→ **About this exercise**
Search the material for the string "floors", then return every line where it is found.

** Entries provided follows **

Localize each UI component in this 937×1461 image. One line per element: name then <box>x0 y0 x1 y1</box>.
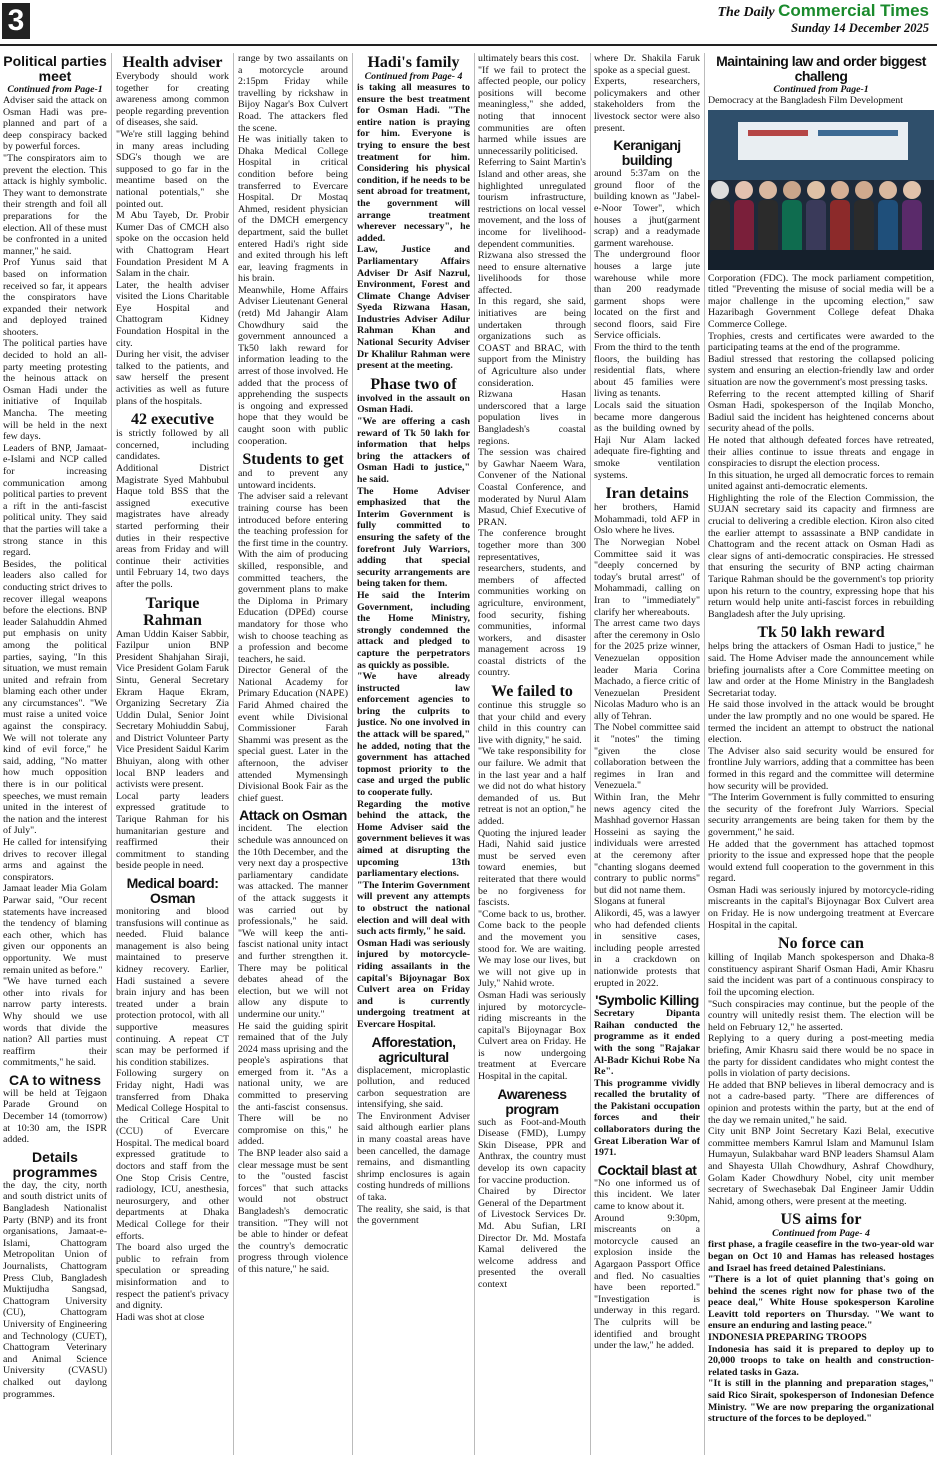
article-paragraph: The political parties have decided to hold an all-party meeting protesting the heinous attack on Osman Hadi under the initiative of Inquilab Mancha. The meeting will be held in the next few days. <box>3 338 107 443</box>
article-paragraph: In this situation, he urged all democratic forces to remain united against anti-democratic elements. <box>708 469 934 493</box>
article-paragraph-bold: "We are offering a cash reward of Tk 50 lakh for information that helps bring the attackers of Osman Hadi to justice," he said. <box>357 416 470 485</box>
article-paragraph: The Adviser also said security would be ensured for frontline July warriors, adding that a committee has been formed in this regard and the committee will determine how security will be provided. <box>708 745 934 792</box>
article-paragraph-bold: is taking all measures to ensure the best treatment for Osman Hadi. "The entire nation is praying for him. Everyone is trying to ensure the best treatment for him. Considering his physical condition, if he needs to be sent abroad for treatment, the government will arrange treatment wherever necessary", he added. <box>357 82 470 244</box>
article-paragraph: Highlighting the role of the Election Commission, the SUJAN secretary said its capacity and firmness are crucial to delivering a credible election. Kiron also cited the earlier attempt to assassinate a BNP candidate in Chattogram and the recent attack on Osman Hadi as clear signs of anti-democratic conspiracies. He stressed that ensuring the security of BNP acting chairman Tarique Rahman should be the government's top priority upon his return to the country, expressing hope that his return would help unite anti-fascist forces in rebuilding Bangladesh after the July uprising. <box>708 492 934 620</box>
article-paragraph-bold: INDONESIA PREPARING TROOPS <box>708 1332 867 1344</box>
article-paragraph: The Environment Adviser said although earlier plans in many coastal areas have been cancelled, the damage remains, and dismantling shrimp enclosures is again costing hundreds of millions of taka. <box>357 1110 470 1204</box>
article-paragraph: monitoring and blood transfusions will continue as needed. Fluid balance management is also being maintained to preserve kidney recovery. Earlier, Hadi sustained a severe brain injury and has been treated under a brain protection protocol, with all supportive measures continuing. A repeat CT scan may be performed if his condition stabilizes. <box>116 906 229 1068</box>
article-paragraph: He said the guiding spirit remained that of the July 2024 mass uprising and the people's aspirations that emerged from it. "As a national unity, we are committed to preserving the anti-fascist consensus. There will be no compromise on this," he added. <box>238 1020 348 1148</box>
column-2 <box>116 53 229 1453</box>
spacer <box>116 591 229 594</box>
article-paragraph: Rizwana Hasan underscored that a large population lives in Bangladesh's coastal regions. <box>478 389 586 447</box>
article-headline: Afforestation, agricultural <box>371 1033 456 1065</box>
photo-floor <box>708 250 934 270</box>
masthead <box>717 2 929 36</box>
article-paragraph: The reality, she said, is that the government <box>357 1203 470 1227</box>
article-paragraph: The Norwegian Nobel Committee said it was "deeply concerned by today's brutal arrest" of Mohammadi, calling on Iran to "immediately" clarify her whereabouts. <box>594 536 700 618</box>
article-headline: Health adviser <box>122 54 223 71</box>
column-1 <box>3 53 107 1453</box>
article-paragraph: Leaders of BNP, Jamaat-e-Islami and NCP called for increasing communication among political parties to prevent a rift in the anti-fascist political unity. They said that the parties will take a strong stance in this regard. <box>3 442 107 559</box>
photo-person-head <box>831 181 849 199</box>
article-paragraph: will be held at Tejgaon Parade Ground on December 14 (tomorrow) at 10:30 am, the ISPR added. <box>3 1087 107 1146</box>
article-paragraph: Rizwana also stressed the need to ensure alternative livelihoods for those affected. <box>478 250 586 296</box>
article-paragraph: The session was chaired by Gawhar Naeem Wara, Convener of the National Coastal Conference, and moderated by Nurul Alam Masud, Chief Executive of PRAN. <box>478 447 586 528</box>
article-paragraph-bold: "It is still in the planning and preparation stages," said Rico Sirait, spokesperson of Indonesian Defence Ministry. "We are now preparing the organizational structure of the forces to be deployed." <box>708 1378 934 1425</box>
spacer <box>116 407 229 410</box>
article-paragraph: Meanwhile, Home Affairs Adviser Lieutenant General (retd) Md Jahangir Alam Chowdhury said the government announced a Tk50 lakh reward for information leading to the arrest of those involved. He added that the process of apprehending the suspects is ongoing and expressed hope that they would be caught soon with public cooperation. <box>238 284 348 447</box>
article-headline: Tk 50 lakh reward <box>757 624 885 642</box>
masthead-brand <box>717 2 929 21</box>
article-paragraph: such as Foot-and-Mouth Disease (FMD), Lumpy Skin Disease, PPR and Anthrax, the country must develop its own capacity for vaccine production. <box>478 1116 586 1186</box>
article-paragraph-bold: The Home Adviser emphasized that the Interim Government is fully committed to ensuring the safety of the forefront July Warriors, adding that special security arrangements are being taken for them. <box>357 485 470 590</box>
article-paragraph: Local party leaders expressed gratitude to Tarique Rahman for his humanitarian gesture and reaffirmed their commitment to standing beside people in need. <box>116 790 229 872</box>
article-paragraph: He said those involved in the attack would be brought under the law promptly and no one would be spared. He termed the incident an attempt to obstruct the national election. <box>708 699 934 746</box>
photo-banner-stripe <box>748 130 808 136</box>
article-paragraph: Corporation (FDC). The mock parliament competition, titled "Preventing the misuse of social media will be a major challenge in the upcoming election," saw Hazaribagh Government College defeat Dhaka Commerce College. <box>708 272 934 330</box>
article-headline: Phase two of <box>370 375 457 393</box>
article-paragraph: Replying to a query during a post-meeting media briefing, Amir Khasru said there would be no space in the party for dissident candidates who might contest the polls in violation of party decisions. <box>708 1033 934 1080</box>
article-paragraph: He noted that although defeated forces have retreated, their allies continue to issue threats and engage in conspiracies to disrupt the election process. <box>708 434 934 470</box>
masthead-date: Sunday 14 December 2025 <box>791 21 929 35</box>
article-paragraph: Later, the health adviser visited the Lions Charitable Eye Hospital and Chattogram Kidney Foundation Hospital in the city. <box>116 279 229 349</box>
article-headline: Hadi's family <box>367 54 460 71</box>
article-paragraph-bold: "We have already instructed law enforcement agencies to bring the culprits to justice. No one involved in the attack will be spared," he added, noting that the government has attached topmost priority to the case and urged the public to cooperate fully. <box>357 671 470 799</box>
article-paragraph: incident. The election schedule was announced on the 10th December, and the very next day a prospective parliamentary candidate was attacked. The manner of the attack suggests it was carried out by professionals," he said. "We will keep the anti-fascist national unity intact and further strengthen it. There may be political debates ahead of the election, but we will not allow any dispute to undermine our unity." <box>238 823 348 1020</box>
article-paragraph: He added that the government has attached topmost priority to the issue and expressed hope that the people would extend full cooperation to the government in this regard. <box>708 838 934 885</box>
article-headline: Medical board: Osman <box>126 875 219 906</box>
article-headline: US aims for <box>780 1211 862 1229</box>
article-paragraph: In this regard, she said, initiatives are being undertaken through organizations such as COAST and BRAC, with support from the Ministry of Agriculture also under consideration. <box>478 296 586 389</box>
photo-banner-stripe <box>818 130 898 136</box>
column-3 <box>238 53 348 1453</box>
spacer <box>357 372 470 375</box>
article-paragraph: Following surgery on Friday night, Hadi was transferred from Dhaka Medical College Hospital to the Critical Care Unit (CCU) of Evercare Hospital. The medical board expressed gratitude to doctors and staff from the One Stop Crisis Centre, radiology, ICU, anesthesia, neurosurgery, and other departments at Dhaka Medical College for their efforts. <box>116 1068 229 1242</box>
article-paragraph-bold: Law, Justice and Parliamentary Affairs Adviser Dr Asif Nazrul, Environment, Forest and Climate Change Adviser Syeda Rizwana Hasan, Industries Adviser Adilur Rahman Khan and National Security Adviser Dr Khalilur Rahman were present at the meeting. <box>357 244 470 372</box>
column-7 <box>708 53 934 1453</box>
page-number: 3 <box>2 3 30 39</box>
masthead-name: Commercial Times <box>778 1 929 20</box>
header-rule <box>0 44 937 46</box>
article-paragraph: Hadi was shot at close <box>116 1311 205 1323</box>
article-paragraph: Adviser said the attack on Osman Hadi was pre-planned and part of a deep conspiracy backed by powerful forces. <box>3 95 107 153</box>
article-paragraph-bold: He said the Interim Government, including the Home Ministry, strongly condemned the attack and pledged to capture the perpetrators as quickly as possible. <box>357 589 470 671</box>
article-headline: Students to get <box>242 451 344 469</box>
article-paragraph-bold: "The Interim Government will prevent any attempts to obstruct the national election and will deal with such acts firmly," he said. <box>357 879 470 938</box>
article-paragraph: Additional District Magistrate Syed Mahbubul Haque told BSS that the assigned executive magistrates have already started performing their duties in their respective areas from Friday and will continue their activities until February 14, two days after the polls. <box>116 463 229 590</box>
article-paragraph: The arrest came two days after the ceremony in Oslo for the 2025 prize winner, Venezuelan opposition leader Maria Corina Machado, a fierce critic of Venezuelan President Nicolas Maduro who is an ally of Tehran. <box>594 618 700 722</box>
article-paragraph: Experts, researchers, policymakers and other stakeholders from the livestock sector were also present. <box>594 76 700 134</box>
article-paragraph: Chaired by Director General of the Department of Livestock Services Dr. Md. Abu Sufian, LRI Director Dr. Md. Mostafa Kamal delivered the welcome address and presented the overall context <box>478 1186 586 1290</box>
event-photo <box>708 110 934 270</box>
article-headline: CA to witness <box>8 1071 102 1088</box>
article-paragraph: The Nobel committee said it "notes" the timing "given the close collaboration between the regimes in Iran and Venezuela." <box>594 722 700 792</box>
photo-person-head <box>903 181 921 199</box>
article-paragraph: Within Iran, the Mehr news agency cited the Mashhad governor Hassan Hosseini as saying the individuals were arrested at the ceremony after "chanting slogans deemed contrary to public norms" but did not name them. <box>594 792 700 896</box>
article-paragraph: Osman Hadi was seriously injured by motorcycle-riding miscreants in the capital's Bijoynagar Box Culvert area on Friday. He is now undergoing treatment at Evercare Hospital in the capital. <box>478 989 586 1083</box>
article-headline: We failed to <box>491 683 573 701</box>
column-divider <box>590 53 591 1455</box>
article-headline: Details programmes <box>12 1148 98 1180</box>
article-headline: Awareness program <box>497 1085 567 1117</box>
article-headline: Tarique Rahman <box>143 594 202 629</box>
article-paragraph: Slogans at funeral <box>594 896 666 908</box>
article-paragraph: "The Interim Government is fully committed to ensuring the security of the forefront July Warriors. Special security arrangements are being taken for them by the government," he said. <box>708 792 934 838</box>
article-paragraph: Aman Uddin Kaiser Sabbir, Fazilpur union BNP President Shahjahan Siraji, Vice President Golam Faruk Sintu, General Secretary Ekram Haque Ekram, Organizing Secretary Zia Uddin Dulal, Senior Joint Secretary Mohiuddin Sabuj, and District Volunteer Party Vice President Saidul Karim Bhuiyan, along with other local BNP leaders and activists were present. <box>116 628 229 791</box>
article-headline: No force can <box>778 935 864 953</box>
article-paragraph: continue this struggle so that your child and every child in this country can live with dignity," he said. <box>478 700 586 746</box>
spacer <box>708 620 934 623</box>
article-paragraph: Alikordi, 45, was a lawyer who had defended clients in sensitive cases, including people arrested in a crackdown on nationwide protests that erupted in 2022. <box>594 907 700 989</box>
article-paragraph: Trophies, crests and certificates were awarded to the participating teams at the end of the programme. <box>708 330 934 354</box>
article-headline: Maintaining law and order biggest challeng <box>716 53 926 84</box>
spacer <box>594 481 700 484</box>
article-headline: Political parties meet <box>3 53 107 84</box>
masthead-prefix: The Daily <box>717 5 775 20</box>
article-paragraph: He was initially taken to Dhaka Medical College Hospital in critical condition before being transferred to Evercare Hospital. Dr Mostaq Ahmed, resident physician of the DMCH emergency department, said the bullet entered Hadi's right side and exited through his left ear, leaving fragments in his brain. <box>238 134 348 285</box>
column-divider <box>474 53 475 1455</box>
article-paragraph: "We have turned each other into rivals for narrow party interests. Why should we use words that divide the nation? All parties must reaffirm their commitments," he said. <box>3 976 107 1069</box>
column-divider <box>352 53 353 1455</box>
article-paragraph: range by two assailants on a motorcycle around 2:15pm Friday while travelling by rickshaw in Bijoy Nagar's Box Culvert Road. The attackers fled the scene. <box>238 53 348 134</box>
article-paragraph: The BNP leader also said a clear message must be sent to the "ousted fascist forces" that such attacks would not obstruct Bangladesh's democratic transition. "They will not be able to hinder or defeat the country's democratic progress through violence of this nature," he said. <box>238 1148 348 1275</box>
article-paragraph: The underground floor houses a large jute warehouse while more than 200 readymade garment shops were located on the first and second floors, said Fire Service officials. <box>594 249 700 342</box>
article-paragraph: "Such conspiracies may continue, but the people of the country will unitedly resist them. The election will be held on February 12," he asserted. <box>708 998 934 1033</box>
article-paragraph: During her visit, the adviser talked to the patients, and saw herself the present activities as well as future plans of the hospitals. <box>116 349 229 407</box>
article-paragraph-bold: first phase, a fragile ceasefire in the two-year-old war began on Oct 10 and Hamas has released hostages and Israel has freed detained Palestinians. <box>708 1239 934 1274</box>
article-paragraph: Quoting the injured leader Hadi, Nahid said justice must be served even toward enemies, but reiterated that there would be no forgiveness for fascists. <box>478 827 586 909</box>
continued-from-line: Continued from Page-1 <box>773 84 869 95</box>
article-paragraph: He called for intensifying drives to recover illegal arms and against the conspirators. <box>3 837 107 883</box>
article-paragraph-bold: Indonesia has said it is prepared to deploy up to 20,000 troops to take on health and construction-related tasks in Gaza. <box>708 1343 934 1378</box>
article-paragraph: The adviser said a relevant training course has been introduced before entering the teaching profession for the first time in the country. With the aim of producing skilled, responsible, and committed teachers, the government plans to make the Diploma in Primary Education (DPEd) course mandatory for those who wish to choose teaching as a profession and become teachers, he said. <box>238 491 348 665</box>
article-headline: 'Symbolic Killing <box>595 992 699 1009</box>
article-paragraph: where Dr. Shakila Faruk spoke as a special guest. <box>594 53 700 76</box>
article-headline: Keraniganj building <box>613 137 681 169</box>
article-paragraph: Prof Yunus said that based on information received so far, it appears the conspirators have expanded their network and deployed trained shooters. <box>3 257 107 338</box>
article-paragraph: Besides, the political leaders also called for conducting strict drives to recover illegal weapons before the elections. BNP leader Salahuddin Ahmed put emphasis on unity among the political parties, saying, "In this situation, we must remain united and refrain from blaming each other under any circumstances". "We must raise a united voice against the conspiracy. We will not tolerate any kind of evil force," he said, adding, "No matter how much opposition there is in our political speeches, we must remain united in the interest of the nation and the interest of July". <box>3 558 107 837</box>
article-paragraph: He added that BNP believes in liberal democracy and is not a cadre-based party. "There are differences of opinion and protests within the party, but at the end of the day we remain united," he said. <box>708 1079 934 1126</box>
article-paragraph: Democracy at the Bangladesh Film Development <box>708 95 903 106</box>
continued-from-line: Continued from Page- 4 <box>364 71 463 82</box>
column-divider <box>111 53 112 1455</box>
article-paragraph: Referring to the recent attempted killing of Sharif Osman Hadi, spokesperson of the Inqilab Moncho, Badiul said the incident has heightened concerns about security ahead of the polls. <box>708 388 934 435</box>
column-4 <box>357 53 470 1453</box>
continued-from-line: Continued from Page-1 <box>7 84 103 95</box>
spacer <box>708 1207 934 1210</box>
article-paragraph: "Come back to us, brother. Come back to the people and the movement you stood for. We are waiting. We may lose our lives, but we will not give up in July," Nahid wrote. <box>478 908 586 990</box>
article-headline: Iran detains <box>605 485 689 503</box>
article-headline: 42 executive <box>130 411 215 429</box>
article-paragraph: The board also urged the public to refrain from speculation or spreading misinformation and to respect the patient's privacy and dignity. <box>116 1242 229 1312</box>
article-paragraph: Jamaat leader Mia Golam Parwar said, "Our recent statements have increased the tendency of blaming each other, which has given our opponents an opportunity. We must remain united as before." <box>3 883 107 976</box>
article-paragraph: Referring to Saint Martin's Island and other areas, she highlighted unregulated tourism infrastructure, restrictions on local vessel movement, and the loss of income for livelihood-dependent communities. <box>478 157 586 250</box>
article-paragraph: and to prevent any untoward incidents. <box>238 468 348 491</box>
photo-person-head <box>855 181 873 199</box>
article-paragraph: "No one informed us of this incident. We later came to know about it. <box>594 1177 700 1213</box>
photo-person-head <box>711 181 729 199</box>
article-paragraph: "The conspirators aim to prevent the election. This attack is highly symbolic. They want to demonstrate their strength and foil all preparations for the election. All of these must be confronted in a united manner," he said. <box>3 152 107 257</box>
column-5 <box>478 53 586 1453</box>
article-paragraph: Everybody should work together for creating awareness among common people regarding prevention of diseases, she said. <box>116 71 229 129</box>
photo-person-head <box>783 181 801 199</box>
photo-banner <box>738 122 908 160</box>
news-photo <box>708 110 934 270</box>
photo-person-head <box>735 181 753 199</box>
article-paragraph: City unit BNP Joint Secretary Kazi Belal, executive committee members Kamrul Islam and Mamunul Islam Humayun, Sulakbahar ward BNP leaders Shamsul Alam and Shayesta Ullah Chowdhury, Ashraf Chowdhury, Golam Kader Chowdhury Nobel, city unit member secretary of Swechasebak Dal Engineer Jamir Uddin Nahid, among others, were present at the meeting. <box>708 1126 934 1207</box>
article-paragraph: her brothers, Hamid Mohammadi, told AFP in Oslo where he lives. <box>594 502 700 537</box>
article-paragraph: "We're still lagging behind in many areas including SDG's though we are supposed to go far in the meantime based on the national potentials," she pointed out. <box>116 128 229 210</box>
article-paragraph: Around 9:30pm, miscreants on a motorcycle caused an explosion inside the Agargaon Passport Office and fled. No casualties have been reported." "Investigation is underway in this regard. The culprits will be identified and brought under the law," he added. <box>594 1212 700 1352</box>
spacer <box>478 679 586 682</box>
article-paragraph: the day, the city, north and south district units of Bangladesh Nationalist Party (BNP) and its front organisations, Jamaat-e-Islami, Chattogram Metropolitan Union of Journalists, Chattogram Press Club, Bangladesh Muktijudha Sangsad, Chattogram University (CU), Chattogram University of Engineering and Technology (CUET), Chattogram Veterinary and Animal Science University (CVASU) chalked out daylong programmes. <box>3 1179 107 1400</box>
article-paragraph-bold: Secretary Dipanta Raihan conducted the programme as it ended with the song "Rajakar Al-Badr Kichui Robe Na Re". <box>594 1008 700 1078</box>
column-6 <box>594 53 700 1453</box>
article-paragraph: Locals said the situation became more dangerous as the building owned by Haji Nur Alam lacked adequate fire-fighting and smoke ventilation systems. <box>594 400 700 481</box>
article-paragraph: Director General of the National Academy for Primary Education (NAPE) Farid Ahmed chaired the event while Divisional Commissioner Farah Shammi was present as the special guest. Later in the afternoon, the adviser attended Mymensingh Divisional Book Fair as the chief guest. <box>238 665 348 804</box>
article-paragraph-bold: Osman Hadi was seriously injured by motorcycle-riding assailants in the capital's Bijoynagar Box Culvert area on Friday and is currently undergoing treatment at Evercare Hospital. <box>357 937 470 1030</box>
article-paragraph: Osman Hadi was seriously injured by motorcycle-riding miscreants in the capital's Bijoynagar Box Culvert area on Friday. He is now undergoing treatment at Evercare Hospital in the capital. <box>708 884 934 931</box>
article-paragraph-bold: "There is a lot of quiet planning that's going on behind the scenes right now for phase two of the peace deal," White House spokesperson Karoline Leavitt told reporters on Thursday. "We want to ensure an enduring and lasting peace." <box>708 1274 934 1332</box>
article-paragraph-bold: involved in the assault on Osman Hadi. <box>357 392 470 416</box>
photo-person-head <box>759 181 777 199</box>
article-paragraph: "We take responsibility for our failure. We admit that in the last year and a half we did not do what history demanded of us. But retreat is not an option," he added. <box>478 746 586 827</box>
article-paragraph: is strictly followed by all concerned, including candidates. <box>116 428 229 463</box>
article-paragraph: "If we fail to protect the affected people, our policy positions will become meaningless," she added, noting that innocent communities are often harmed while issues are unnecessarily politicised. <box>478 64 586 157</box>
article-headline: Cocktail blast at <box>597 1161 697 1178</box>
article-paragraph: Badiul stressed that restoring the collapsed policing system and ensuring an election-friendly law and order situation are now the government's most pressing tasks. <box>708 353 934 388</box>
spacer <box>708 931 934 934</box>
photo-person-head <box>879 181 897 199</box>
article-paragraph: around 5:37am on the ground floor of the building known as "Jabel-e-Noor Tower", which houses a jhut(garment scrap) and a readymade garment warehouse. <box>594 168 700 249</box>
photo-person-head <box>807 181 825 199</box>
article-paragraph: ultimately bears this cost. <box>478 53 579 64</box>
article-headline: Attack on Osman <box>239 807 347 824</box>
article-paragraph: From the third to the tenth floors, the building has residential flats, where about 45 families were living as tenants. <box>594 342 700 400</box>
spacer <box>238 447 348 450</box>
column-divider <box>704 53 705 1455</box>
article-paragraph: The conference brought together more than 300 representatives, researchers, students, and members of affected communities working on agriculture, environment, food security, fishing communities, informal workers, and disaster management across 19 coastal districts of the country. <box>478 528 586 679</box>
continued-from-line: Continued from Page- 4 <box>772 1228 870 1240</box>
article-paragraph: M Abu Tayeb, Dr. Probir Kumer Das of CMCH also spoke on the occasion held with Chattogram Heart Foundation President M A Salam in the chair. <box>116 210 229 280</box>
article-paragraph: helps bring the attackers of Osman Hadi to justice," he said. The Home Adviser made the announcement while briefing journalists after a Core Committee meeting on law and order at the Home Ministry in the Bangladesh Secretariat today. <box>708 641 934 699</box>
article-paragraph: killing of Inqilab Manch spokesperson and Dhaka-8 constituency aspirant Sharif Osman Hadi, Amir Khasru said the incident was part of a continuous conspiracy to foil the upcoming election. <box>708 952 934 999</box>
article-paragraph-bold: This programme vividly recalled the brutality of the Pakistani occupation forces and their collaborators during the Great Liberation War of 1971. <box>594 1077 700 1159</box>
article-paragraph-bold: Regarding the motive behind the attack, the Home Adviser said the government believes it was aimed at disrupting the upcoming 13th parliamentary elections. <box>357 798 470 880</box>
article-paragraph: displacement, microplastic pollution, and reduced carbon sequestration are intensifying, she said. <box>357 1064 470 1111</box>
column-divider <box>233 53 234 1455</box>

** End of Entries provided **

→ **Result**
article-paragraph: The underground floor houses a large jute warehouse while more than 200 readymade garment shops were located on the first and second floors, said Fire Service officials. <box>594 249 700 342</box>
article-paragraph: From the third to the tenth floors, the building has residential flats, where about 45 families were living as tenants. <box>594 342 700 400</box>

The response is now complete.